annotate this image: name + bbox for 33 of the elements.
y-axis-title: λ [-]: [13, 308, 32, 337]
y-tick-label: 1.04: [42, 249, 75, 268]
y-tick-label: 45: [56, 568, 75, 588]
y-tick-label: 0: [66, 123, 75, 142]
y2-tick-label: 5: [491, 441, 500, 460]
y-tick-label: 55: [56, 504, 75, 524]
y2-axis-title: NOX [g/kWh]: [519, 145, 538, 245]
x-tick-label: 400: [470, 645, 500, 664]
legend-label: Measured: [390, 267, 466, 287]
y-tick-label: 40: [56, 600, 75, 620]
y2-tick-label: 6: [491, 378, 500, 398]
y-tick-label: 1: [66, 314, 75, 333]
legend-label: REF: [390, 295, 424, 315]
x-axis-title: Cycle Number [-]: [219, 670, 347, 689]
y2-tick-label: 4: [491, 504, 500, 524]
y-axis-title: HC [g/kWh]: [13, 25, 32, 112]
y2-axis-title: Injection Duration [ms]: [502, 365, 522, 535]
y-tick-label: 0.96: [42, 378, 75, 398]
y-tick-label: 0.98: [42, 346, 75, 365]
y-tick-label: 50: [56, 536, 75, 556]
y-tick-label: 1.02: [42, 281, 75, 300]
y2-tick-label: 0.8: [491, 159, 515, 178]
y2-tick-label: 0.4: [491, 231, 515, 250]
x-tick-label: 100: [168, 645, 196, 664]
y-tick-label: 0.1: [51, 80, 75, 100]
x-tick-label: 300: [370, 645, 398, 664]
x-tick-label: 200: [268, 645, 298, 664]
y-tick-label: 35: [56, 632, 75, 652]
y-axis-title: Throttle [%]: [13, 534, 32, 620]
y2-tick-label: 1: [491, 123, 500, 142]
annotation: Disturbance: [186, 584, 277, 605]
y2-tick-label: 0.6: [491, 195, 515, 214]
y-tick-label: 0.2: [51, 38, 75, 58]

·····

• TASK REQUIREMENTS:
Please print the lines of the listing above character for character, beginning at its first line and stopping after the line that contains "y2-axis-title: NOX [g/kWh]: [519, 145, 538, 245]".

• TASK OUTPUT:
annotate this image: name + bbox for 33 of the elements.
y-axis-title: λ [-]: [13, 308, 32, 337]
y-tick-label: 1.04: [42, 249, 75, 268]
y-tick-label: 45: [56, 568, 75, 588]
y-tick-label: 0: [66, 123, 75, 142]
y2-tick-label: 5: [491, 441, 500, 460]
y-tick-label: 55: [56, 504, 75, 524]
y2-axis-title: NOX [g/kWh]: [519, 145, 538, 245]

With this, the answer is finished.